— Begin RECORDS PROVIDED —
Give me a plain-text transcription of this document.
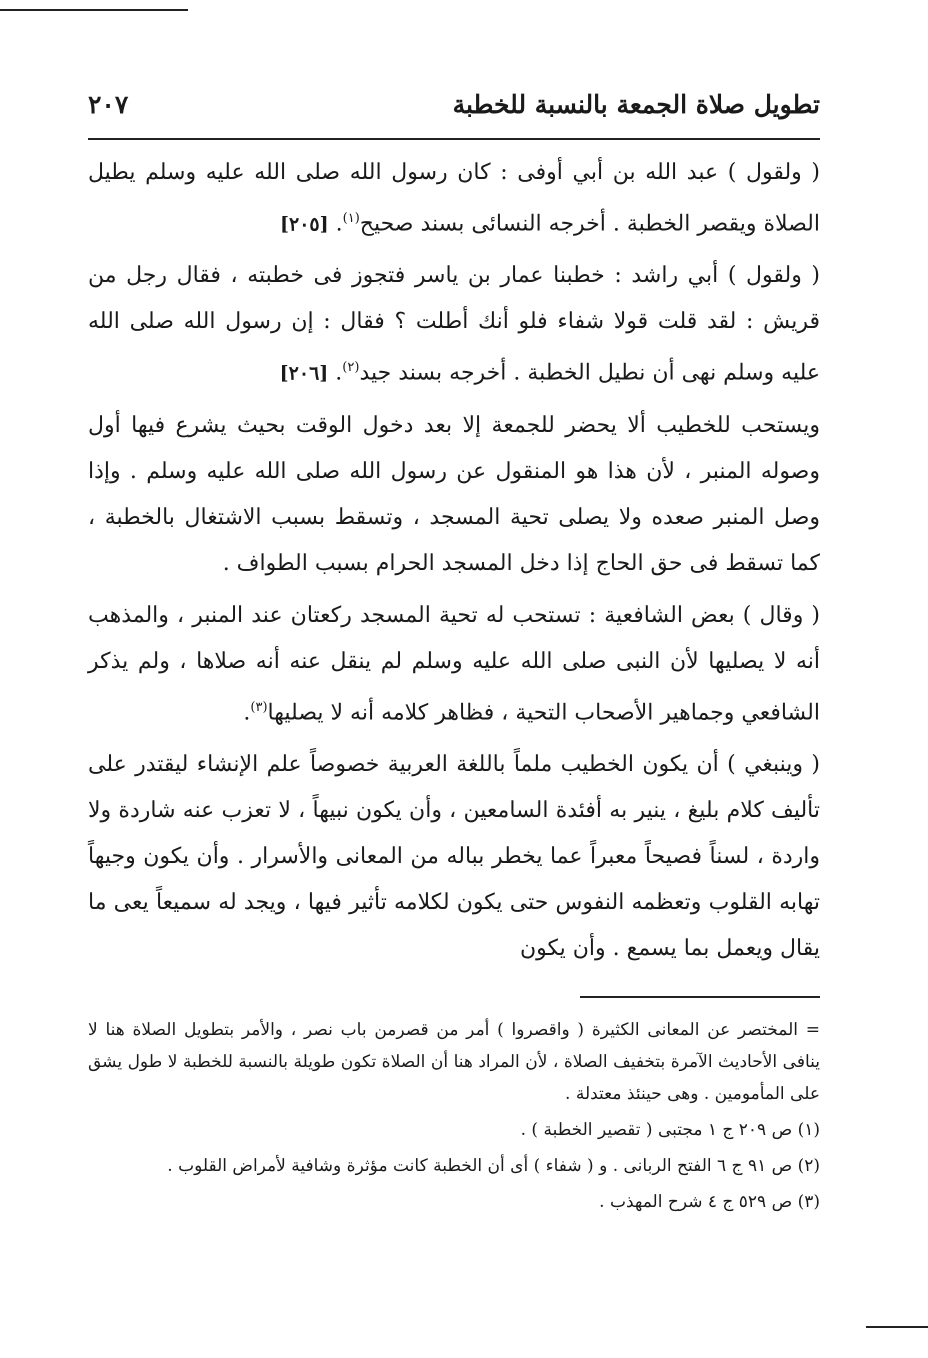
تطويل صلاة الجمعة بالنسبة للخطبة
٢٠٧

( ولقول ) عبد الله بن أبي أوفى : كان رسول الله صلى الله عليه وسلم يطيل الصلاة ويقصر الخطبة . أخرجه النسائى بسند صحيح$^{(١)}$. [٢٠٥]

( ولقول ) أبي راشد : خطبنا عمار بن ياسر فتجوز فى خطبته ، فقال رجل من قريش : لقد قلت قولا شفاء فلو أنك أطلت ؟ فقال : إن رسول الله صلى الله عليه وسلم نهى أن نطيل الخطبة . أخرجه بسند جيد$^{(٢)}$. [٢٠٦]

ويستحب للخطيب ألا يحضر للجمعة إلا بعد دخول الوقت بحيث يشرع فيها أول وصوله المنبر ، لأن هذا هو المنقول عن رسول الله صلى الله عليه وسلم . وإذا وصل المنبر صعده ولا يصلى تحية المسجد ، وتسقط بسبب الاشتغال بالخطبة ، كما تسقط فى حق الحاج إذا دخل المسجد الحرام بسبب الطواف .

( وقال ) بعض الشافعية : تستحب له تحية المسجد ركعتان عند المنبر ، والمذهب أنه لا يصليها لأن النبى صلى الله عليه وسلم لم ينقل عنه أنه صلاها ، ولم يذكر الشافعي وجماهير الأصحاب التحية ، فظاهر كلامه أنه لا يصليها$^{(٣)}$.

( وينبغي ) أن يكون الخطيب ملماً باللغة العربية خصوصاً علم الإنشاء ليقتدر على تأليف كلام بليغ ، ينير به أفئدة السامعين ، وأن يكون نبيهاً ، لا تعزب عنه شاردة ولا واردة ، لسناً فصيحاً معبراً عما يخطر بباله من المعانى والأسرار . وأن يكون وجيهاً تهابه القلوب وتعظمه النفوس حتى يكون لكلامه تأثير فيها ، ويجد له سميعاً يعى ما يقال ويعمل بما يسمع . وأن يكون

= المختصر عن المعانى الكثيرة ( واقصروا ) أمر من قصرمن باب نصر ، والأمر بتطويل الصلاة هنا لا ينافى الأحاديث الآمرة بتخفيف الصلاة ، لأن المراد هنا أن الصلاة تكون طويلة بالنسبة للخطبة لا طول يشق على المأمومين . وهى حينئذ معتدلة .

(١) ص ٢٠٩ ج ١ مجتبى ( تقصير الخطبة ) .

(٢) ص ٩١ ج ٦ الفتح الربانى . و ( شفاء ) أى أن الخطبة كانت مؤثرة وشافية لأمراض القلوب .

(٣) ص ٥٢٩ ج ٤ شرح المهذب .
— End RECORDS PROVIDED —
▸ **SET PROBLEM**:
Give back each entry exactly as it appears, with no pictures.

▸ **COMPLETE OUTPUT**:
Give me a plain-text transcription of this document.
تطويل صلاة الجمعة بالنسبة للخطبة
٢٠٧

( ولقول ) عبد الله بن أبي أوفى : كان رسول الله صلى الله عليه وسلم يطيل الصلاة ويقصر الخطبة . أخرجه النسائى بسند صحيح$^{(١)}$. [٢٠٥]

( ولقول ) أبي راشد : خطبنا عمار بن ياسر فتجوز فى خطبته ، فقال رجل من قريش : لقد قلت قولا شفاء فلو أنك أطلت ؟ فقال : إن رسول الله صلى الله عليه وسلم نهى أن نطيل الخطبة . أخرجه بسند جيد$^{(٢)}$. [٢٠٦]

ويستحب للخطيب ألا يحضر للجمعة إلا بعد دخول الوقت بحيث يشرع فيها أول وصوله المنبر ، لأن هذا هو المنقول عن رسول الله صلى الله عليه وسلم . وإذا وصل المنبر صعده ولا يصلى تحية المسجد ، وتسقط بسبب الاشتغال بالخطبة ، كما تسقط فى حق الحاج إذا دخل المسجد الحرام بسبب الطواف .

( وقال ) بعض الشافعية : تستحب له تحية المسجد ركعتان عند المنبر ، والمذهب أنه لا يصليها لأن النبى صلى الله عليه وسلم لم ينقل عنه أنه صلاها ، ولم يذكر الشافعي وجماهير الأصحاب التحية ، فظاهر كلامه أنه لا يصليها$^{(٣)}$.

( وينبغي ) أن يكون الخطيب ملماً باللغة العربية خصوصاً علم الإنشاء ليقتدر على تأليف كلام بليغ ، ينير به أفئدة السامعين ، وأن يكون نبيهاً ، لا تعزب عنه شاردة ولا واردة ، لسناً فصيحاً معبراً عما يخطر بباله من المعانى والأسرار . وأن يكون وجيهاً تهابه القلوب وتعظمه النفوس حتى يكون لكلامه تأثير فيها ، ويجد له سميعاً يعى ما يقال ويعمل بما يسمع . وأن يكون

= المختصر عن المعانى الكثيرة ( واقصروا ) أمر من قصرمن باب نصر ، والأمر بتطويل الصلاة هنا لا ينافى الأحاديث الآمرة بتخفيف الصلاة ، لأن المراد هنا أن الصلاة تكون طويلة بالنسبة للخطبة لا طول يشق على المأمومين . وهى حينئذ معتدلة .

(١) ص ٢٠٩ ج ١ مجتبى ( تقصير الخطبة ) .

(٢) ص ٩١ ج ٦ الفتح الربانى . و ( شفاء ) أى أن الخطبة كانت مؤثرة وشافية لأمراض القلوب .

(٣) ص ٥٢٩ ج ٤ شرح المهذب .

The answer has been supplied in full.